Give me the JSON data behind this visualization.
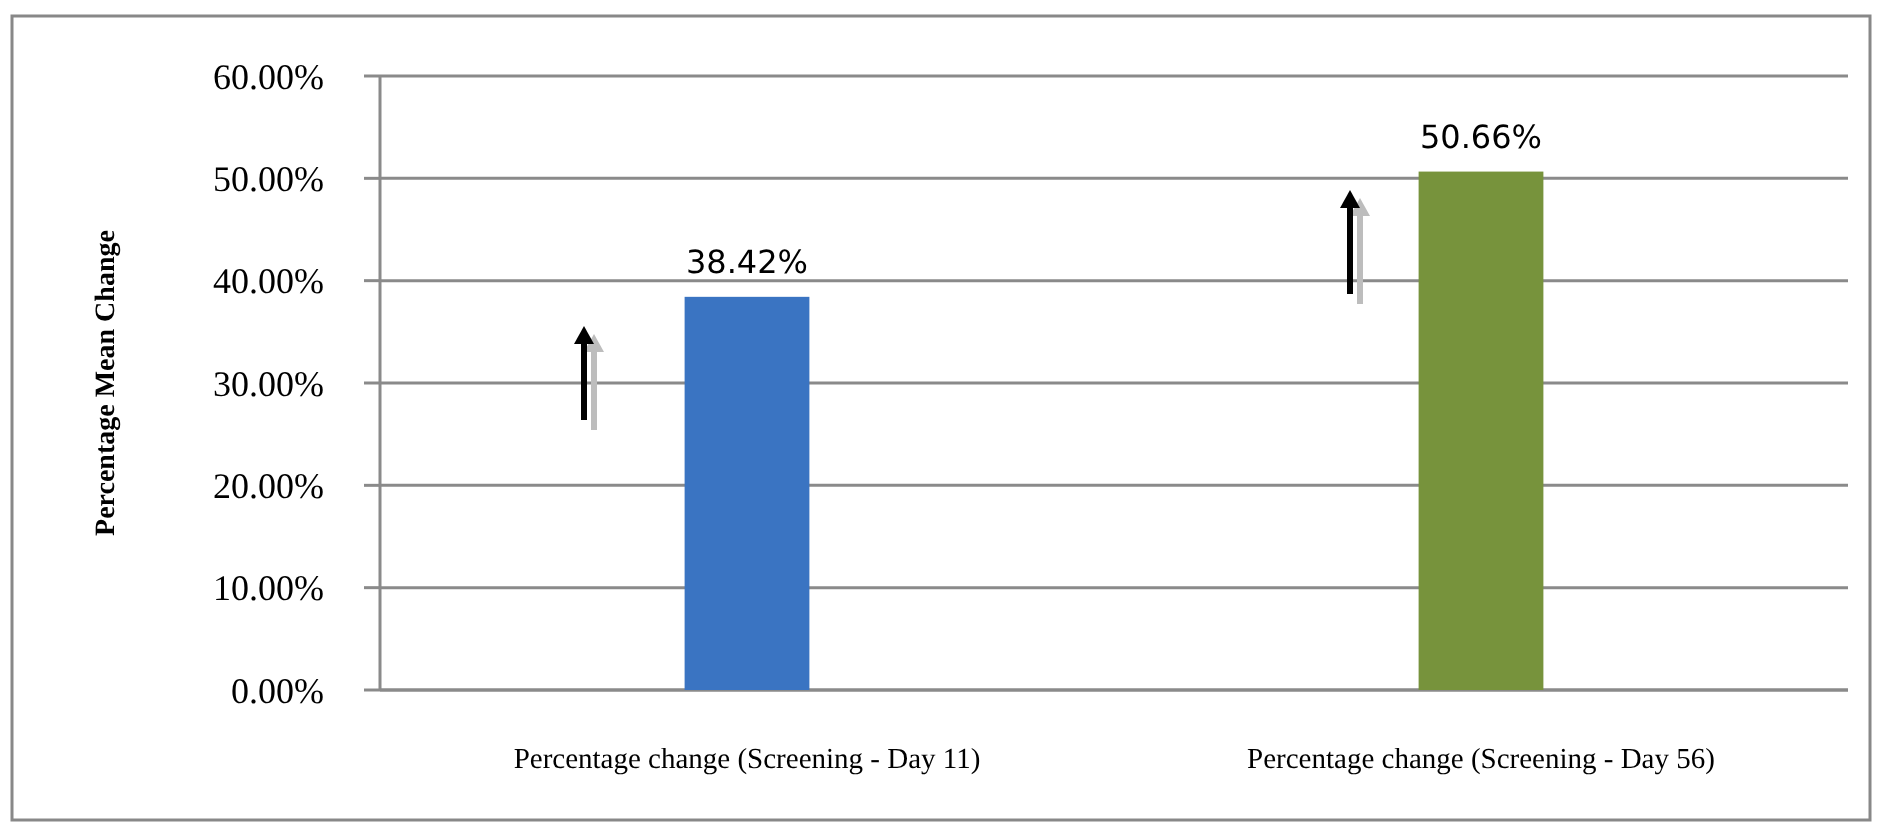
{
  "chart_data": {
    "type": "bar",
    "ylabel": "Percentage Mean Change",
    "categories": [
      "Percentage change (Screening - Day 11)",
      "Percentage change (Screening - Day 56)"
    ],
    "values": [
      38.42,
      50.66
    ],
    "colors": [
      "#3a74c2",
      "#77933c"
    ],
    "value_labels": [
      "38.42%",
      "50.66%"
    ],
    "ylim": [
      0,
      60
    ],
    "yticks": [
      {
        "value": 0,
        "label": "0.00%"
      },
      {
        "value": 10,
        "label": "10.00%"
      },
      {
        "value": 20,
        "label": "20.00%"
      },
      {
        "value": 30,
        "label": "30.00%"
      },
      {
        "value": 40,
        "label": "40.00%"
      },
      {
        "value": 50,
        "label": "50.00%"
      },
      {
        "value": 60,
        "label": "60.00%"
      }
    ],
    "grid": "y"
  }
}
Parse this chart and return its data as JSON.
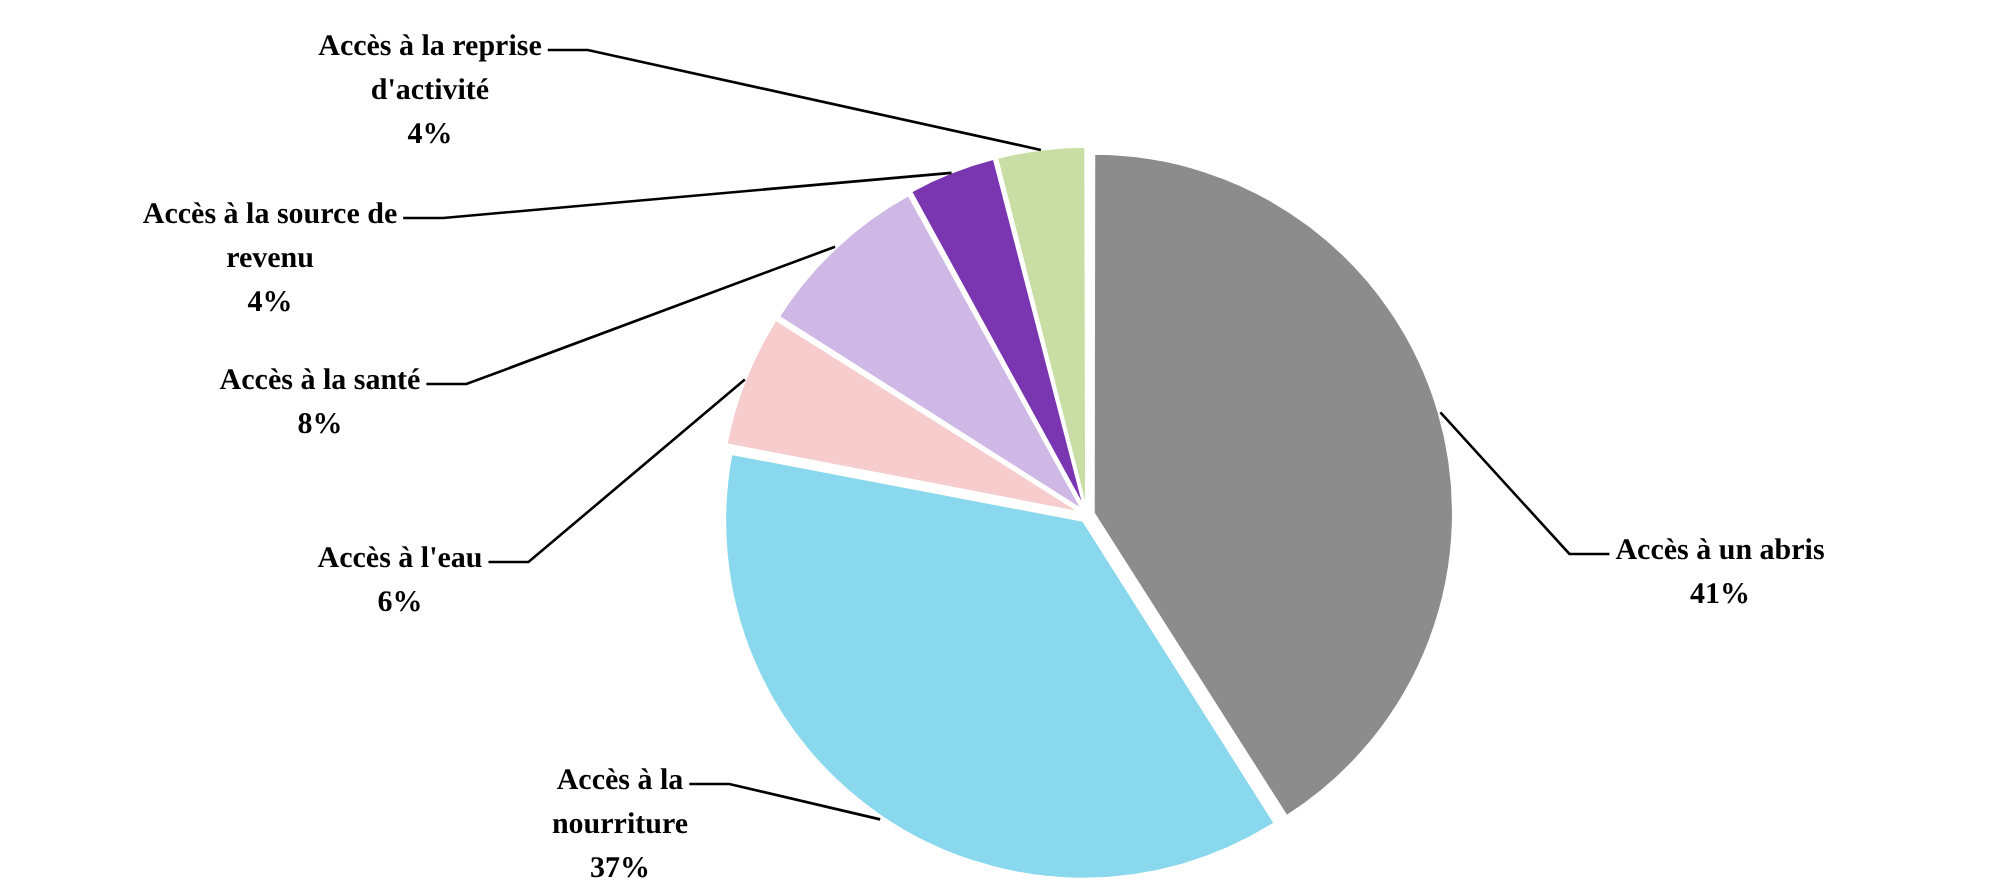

+++++

All of the records need repeating exactly, except for the pictures.

§ **WORKED ANSWER**
Give me the JSON data behind this visualization.
{
  "chart_data": {
    "type": "bar",
    "ylabel": "Percentage Mean Change",
    "categories": [
      "Percentage change (Screening - Day 11)",
      "Percentage change (Screening - Day 56)"
    ],
    "values": [
      38.42,
      50.66
    ],
    "colors": [
      "#3a74c2",
      "#77933c"
    ],
    "value_labels": [
      "38.42%",
      "50.66%"
    ],
    "ylim": [
      0,
      60
    ],
    "yticks": [
      {
        "value": 0,
        "label": "0.00%"
      },
      {
        "value": 10,
        "label": "10.00%"
      },
      {
        "value": 20,
        "label": "20.00%"
      },
      {
        "value": 30,
        "label": "30.00%"
      },
      {
        "value": 40,
        "label": "40.00%"
      },
      {
        "value": 50,
        "label": "50.00%"
      },
      {
        "value": 60,
        "label": "60.00%"
      }
    ],
    "grid": "y"
  }
}
Parse this chart and return its data as JSON.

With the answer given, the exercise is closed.